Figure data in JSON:

## Start

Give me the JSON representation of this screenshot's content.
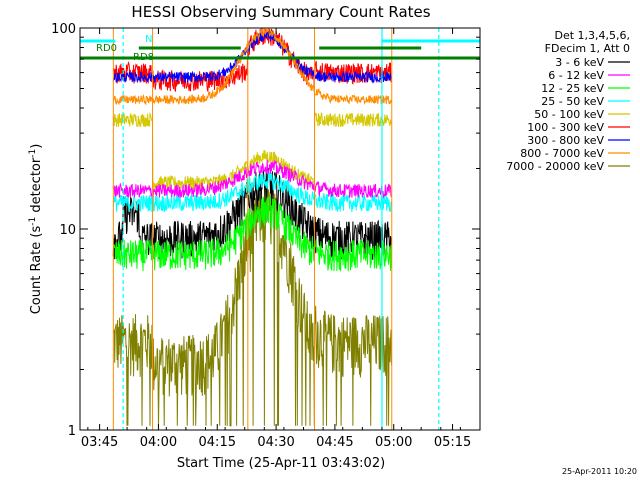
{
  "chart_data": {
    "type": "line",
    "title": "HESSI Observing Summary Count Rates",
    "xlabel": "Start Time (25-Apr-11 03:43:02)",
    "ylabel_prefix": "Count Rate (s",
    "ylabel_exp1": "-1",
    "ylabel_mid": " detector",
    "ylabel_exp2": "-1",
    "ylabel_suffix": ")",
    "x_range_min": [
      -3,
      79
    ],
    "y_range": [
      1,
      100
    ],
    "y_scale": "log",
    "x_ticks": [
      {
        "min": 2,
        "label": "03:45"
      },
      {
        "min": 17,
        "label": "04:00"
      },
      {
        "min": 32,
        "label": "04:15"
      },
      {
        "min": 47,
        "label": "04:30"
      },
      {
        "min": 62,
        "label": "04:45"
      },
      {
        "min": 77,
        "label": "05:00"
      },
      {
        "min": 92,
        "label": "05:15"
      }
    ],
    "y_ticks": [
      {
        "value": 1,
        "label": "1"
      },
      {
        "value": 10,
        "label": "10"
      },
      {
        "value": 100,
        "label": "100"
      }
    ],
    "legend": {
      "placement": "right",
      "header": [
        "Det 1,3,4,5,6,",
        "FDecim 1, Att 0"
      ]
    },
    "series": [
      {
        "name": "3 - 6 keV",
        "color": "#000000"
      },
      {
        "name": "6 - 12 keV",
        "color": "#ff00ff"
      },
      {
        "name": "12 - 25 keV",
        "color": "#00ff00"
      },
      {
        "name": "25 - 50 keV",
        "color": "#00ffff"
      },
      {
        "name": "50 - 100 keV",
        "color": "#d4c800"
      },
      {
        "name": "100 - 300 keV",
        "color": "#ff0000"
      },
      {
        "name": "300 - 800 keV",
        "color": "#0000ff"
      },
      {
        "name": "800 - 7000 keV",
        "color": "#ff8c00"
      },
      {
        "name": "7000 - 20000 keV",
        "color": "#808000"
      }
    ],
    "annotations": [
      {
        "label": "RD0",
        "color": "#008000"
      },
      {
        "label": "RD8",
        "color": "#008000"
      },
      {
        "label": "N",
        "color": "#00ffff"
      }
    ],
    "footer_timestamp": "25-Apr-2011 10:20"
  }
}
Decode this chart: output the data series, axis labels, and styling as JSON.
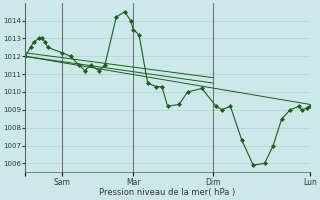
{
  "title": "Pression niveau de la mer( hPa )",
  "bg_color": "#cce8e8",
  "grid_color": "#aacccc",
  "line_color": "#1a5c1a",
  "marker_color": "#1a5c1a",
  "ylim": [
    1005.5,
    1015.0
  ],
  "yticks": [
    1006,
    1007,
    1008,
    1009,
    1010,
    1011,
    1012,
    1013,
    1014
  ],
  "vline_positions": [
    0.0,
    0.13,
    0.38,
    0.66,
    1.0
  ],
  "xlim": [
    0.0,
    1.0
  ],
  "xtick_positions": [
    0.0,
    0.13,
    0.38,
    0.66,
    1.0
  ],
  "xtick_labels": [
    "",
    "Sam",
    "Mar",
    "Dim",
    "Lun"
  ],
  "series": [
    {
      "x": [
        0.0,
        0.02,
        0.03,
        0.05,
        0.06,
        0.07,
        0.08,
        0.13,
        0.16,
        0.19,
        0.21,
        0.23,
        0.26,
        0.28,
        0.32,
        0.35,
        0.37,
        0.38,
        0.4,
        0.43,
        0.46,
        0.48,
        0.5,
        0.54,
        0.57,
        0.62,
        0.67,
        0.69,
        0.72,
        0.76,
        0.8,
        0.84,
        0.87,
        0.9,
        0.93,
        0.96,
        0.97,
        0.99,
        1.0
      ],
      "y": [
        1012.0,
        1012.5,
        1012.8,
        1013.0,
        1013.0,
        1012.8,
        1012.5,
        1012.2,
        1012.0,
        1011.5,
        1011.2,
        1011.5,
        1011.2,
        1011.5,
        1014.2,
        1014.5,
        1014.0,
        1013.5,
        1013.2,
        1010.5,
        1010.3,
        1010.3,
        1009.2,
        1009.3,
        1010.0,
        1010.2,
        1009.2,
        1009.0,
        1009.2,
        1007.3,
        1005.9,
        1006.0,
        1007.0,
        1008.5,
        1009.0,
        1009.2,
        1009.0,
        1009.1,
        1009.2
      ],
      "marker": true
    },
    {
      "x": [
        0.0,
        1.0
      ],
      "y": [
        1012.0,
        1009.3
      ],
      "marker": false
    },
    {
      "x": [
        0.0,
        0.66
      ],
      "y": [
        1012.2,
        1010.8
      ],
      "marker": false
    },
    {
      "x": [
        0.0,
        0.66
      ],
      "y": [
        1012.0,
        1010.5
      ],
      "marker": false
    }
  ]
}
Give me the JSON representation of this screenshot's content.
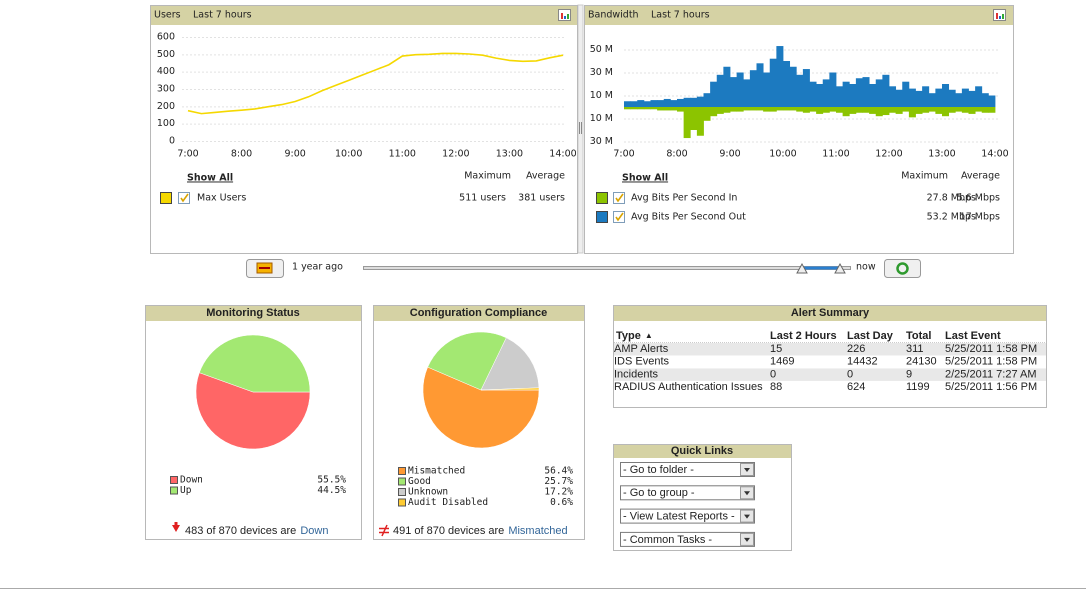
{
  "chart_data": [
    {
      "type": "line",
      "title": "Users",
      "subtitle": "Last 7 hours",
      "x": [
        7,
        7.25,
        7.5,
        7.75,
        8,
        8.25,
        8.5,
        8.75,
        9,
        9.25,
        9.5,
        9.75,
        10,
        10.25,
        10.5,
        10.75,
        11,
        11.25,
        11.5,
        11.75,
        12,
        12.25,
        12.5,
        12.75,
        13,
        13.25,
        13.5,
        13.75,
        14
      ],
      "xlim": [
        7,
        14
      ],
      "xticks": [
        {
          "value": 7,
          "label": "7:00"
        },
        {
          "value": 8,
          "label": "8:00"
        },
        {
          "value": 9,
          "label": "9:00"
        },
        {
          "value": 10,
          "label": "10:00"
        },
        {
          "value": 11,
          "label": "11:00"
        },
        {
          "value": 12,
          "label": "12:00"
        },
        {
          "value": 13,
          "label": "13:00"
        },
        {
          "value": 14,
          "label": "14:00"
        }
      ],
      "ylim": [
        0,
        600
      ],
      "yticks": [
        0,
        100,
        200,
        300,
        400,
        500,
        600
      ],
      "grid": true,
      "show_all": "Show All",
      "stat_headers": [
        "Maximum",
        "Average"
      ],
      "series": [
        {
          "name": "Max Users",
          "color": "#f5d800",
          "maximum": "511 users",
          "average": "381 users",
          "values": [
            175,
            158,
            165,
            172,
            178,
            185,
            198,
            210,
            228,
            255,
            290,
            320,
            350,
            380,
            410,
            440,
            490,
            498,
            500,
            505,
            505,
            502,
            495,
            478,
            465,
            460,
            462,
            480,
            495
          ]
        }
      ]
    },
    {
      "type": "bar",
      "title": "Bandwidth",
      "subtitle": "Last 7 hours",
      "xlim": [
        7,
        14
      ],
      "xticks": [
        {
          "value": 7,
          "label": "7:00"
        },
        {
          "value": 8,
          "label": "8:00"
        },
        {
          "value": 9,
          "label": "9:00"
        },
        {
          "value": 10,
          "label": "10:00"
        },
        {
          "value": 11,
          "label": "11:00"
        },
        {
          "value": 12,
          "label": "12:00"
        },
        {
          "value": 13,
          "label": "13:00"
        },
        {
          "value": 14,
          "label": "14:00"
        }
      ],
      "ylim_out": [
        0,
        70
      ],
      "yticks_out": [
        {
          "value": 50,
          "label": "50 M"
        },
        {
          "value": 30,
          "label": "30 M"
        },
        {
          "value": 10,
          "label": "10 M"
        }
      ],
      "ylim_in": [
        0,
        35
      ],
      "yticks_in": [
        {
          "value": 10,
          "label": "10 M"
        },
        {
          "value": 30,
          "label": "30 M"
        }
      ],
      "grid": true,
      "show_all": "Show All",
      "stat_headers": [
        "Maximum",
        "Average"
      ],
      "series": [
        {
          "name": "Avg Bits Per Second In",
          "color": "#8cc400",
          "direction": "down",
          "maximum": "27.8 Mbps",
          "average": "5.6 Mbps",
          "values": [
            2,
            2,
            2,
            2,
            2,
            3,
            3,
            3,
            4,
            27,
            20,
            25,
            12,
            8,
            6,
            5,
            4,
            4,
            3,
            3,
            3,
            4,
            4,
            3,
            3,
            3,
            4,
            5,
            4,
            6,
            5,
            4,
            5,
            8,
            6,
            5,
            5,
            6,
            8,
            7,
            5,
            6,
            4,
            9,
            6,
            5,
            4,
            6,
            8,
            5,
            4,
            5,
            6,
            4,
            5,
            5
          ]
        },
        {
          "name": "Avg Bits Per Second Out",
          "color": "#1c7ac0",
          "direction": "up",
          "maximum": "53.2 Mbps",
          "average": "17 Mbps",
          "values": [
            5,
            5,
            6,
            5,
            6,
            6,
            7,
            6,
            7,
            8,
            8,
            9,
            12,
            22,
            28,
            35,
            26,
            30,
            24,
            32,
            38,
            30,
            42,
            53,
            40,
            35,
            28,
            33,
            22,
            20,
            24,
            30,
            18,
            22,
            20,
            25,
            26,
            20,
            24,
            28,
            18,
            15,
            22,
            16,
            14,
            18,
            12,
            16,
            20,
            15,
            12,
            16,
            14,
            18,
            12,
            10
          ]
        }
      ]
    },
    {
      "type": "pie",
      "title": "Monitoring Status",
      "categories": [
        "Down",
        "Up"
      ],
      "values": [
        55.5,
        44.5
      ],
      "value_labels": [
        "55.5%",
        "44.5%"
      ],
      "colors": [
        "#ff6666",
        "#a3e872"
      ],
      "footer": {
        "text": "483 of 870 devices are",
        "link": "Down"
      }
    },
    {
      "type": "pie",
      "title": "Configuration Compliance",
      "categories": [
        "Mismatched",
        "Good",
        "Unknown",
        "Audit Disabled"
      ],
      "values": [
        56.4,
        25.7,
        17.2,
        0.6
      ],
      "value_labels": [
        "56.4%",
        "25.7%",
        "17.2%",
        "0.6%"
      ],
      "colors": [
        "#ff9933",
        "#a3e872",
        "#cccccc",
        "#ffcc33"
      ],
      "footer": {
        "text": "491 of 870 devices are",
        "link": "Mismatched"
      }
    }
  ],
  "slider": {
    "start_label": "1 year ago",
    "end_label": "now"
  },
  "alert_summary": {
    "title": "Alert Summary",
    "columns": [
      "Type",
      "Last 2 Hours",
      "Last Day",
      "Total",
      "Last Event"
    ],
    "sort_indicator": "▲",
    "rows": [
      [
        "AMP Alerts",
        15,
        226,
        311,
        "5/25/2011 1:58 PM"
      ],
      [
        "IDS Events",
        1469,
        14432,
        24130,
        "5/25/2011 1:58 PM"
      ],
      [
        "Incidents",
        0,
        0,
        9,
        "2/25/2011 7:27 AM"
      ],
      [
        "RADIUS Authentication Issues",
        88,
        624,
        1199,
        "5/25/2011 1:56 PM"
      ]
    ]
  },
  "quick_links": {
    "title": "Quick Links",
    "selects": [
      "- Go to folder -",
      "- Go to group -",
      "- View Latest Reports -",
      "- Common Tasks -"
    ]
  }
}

## End

### Stated exercise
Pick out each line containing "name" and report it.

### Expected answer
        "name": "3 - 6 keV",
        "name": "6 - 12 keV",
        "name": "12 - 25 keV",
        "name": "25 - 50 keV",
        "name": "50 - 100 keV",
        "name": "100 - 300 keV",
        "name": "300 - 800 keV",
        "name": "800 - 7000 keV",
        "name": "7000 - 20000 keV",
          "name": "Max Users",
          "name": "Avg Bits Per Second In",
          "name": "Avg Bits Per Second Out",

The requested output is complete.